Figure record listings
▼
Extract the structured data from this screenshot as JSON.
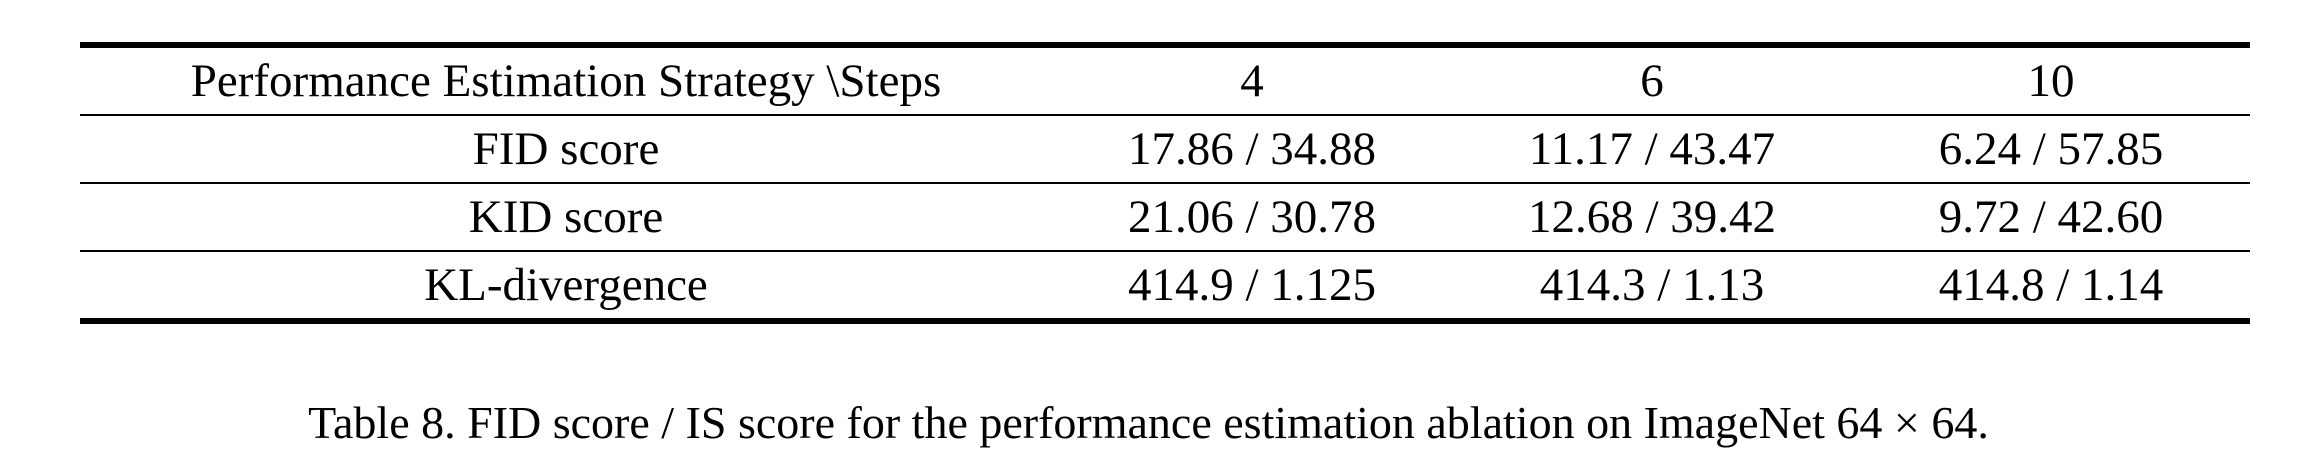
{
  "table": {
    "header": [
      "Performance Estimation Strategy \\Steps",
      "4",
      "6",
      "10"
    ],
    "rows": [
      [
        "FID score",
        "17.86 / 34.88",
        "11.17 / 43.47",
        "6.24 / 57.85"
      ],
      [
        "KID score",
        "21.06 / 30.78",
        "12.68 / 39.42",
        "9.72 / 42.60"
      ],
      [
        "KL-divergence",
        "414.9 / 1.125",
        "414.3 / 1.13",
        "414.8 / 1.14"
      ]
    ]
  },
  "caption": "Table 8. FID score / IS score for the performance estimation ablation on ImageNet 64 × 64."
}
▲
▼
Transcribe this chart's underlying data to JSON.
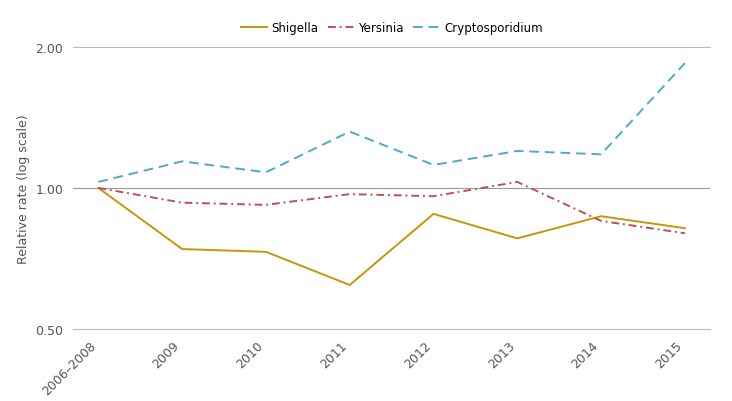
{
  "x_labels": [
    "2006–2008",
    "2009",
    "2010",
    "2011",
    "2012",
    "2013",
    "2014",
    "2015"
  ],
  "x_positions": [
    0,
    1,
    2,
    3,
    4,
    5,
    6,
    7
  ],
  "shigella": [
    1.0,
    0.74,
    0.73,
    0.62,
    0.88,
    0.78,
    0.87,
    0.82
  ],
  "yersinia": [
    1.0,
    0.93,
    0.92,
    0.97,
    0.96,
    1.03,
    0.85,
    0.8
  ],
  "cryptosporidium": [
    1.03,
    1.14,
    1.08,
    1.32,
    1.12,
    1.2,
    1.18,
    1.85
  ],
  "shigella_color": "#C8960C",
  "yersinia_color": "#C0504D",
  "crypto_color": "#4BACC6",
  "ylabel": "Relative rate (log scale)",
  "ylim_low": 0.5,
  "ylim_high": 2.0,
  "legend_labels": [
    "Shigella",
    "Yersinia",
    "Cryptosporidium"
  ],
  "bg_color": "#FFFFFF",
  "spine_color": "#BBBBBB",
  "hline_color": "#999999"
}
▲
WHAT IS NEEDED:
Check each line of the entries above for the word "this". List the ones that have it.

EXPECTED ANSWER:
Extract the structured data from this screenshot as JSON.
Transcribe this chart's underlying data to JSON.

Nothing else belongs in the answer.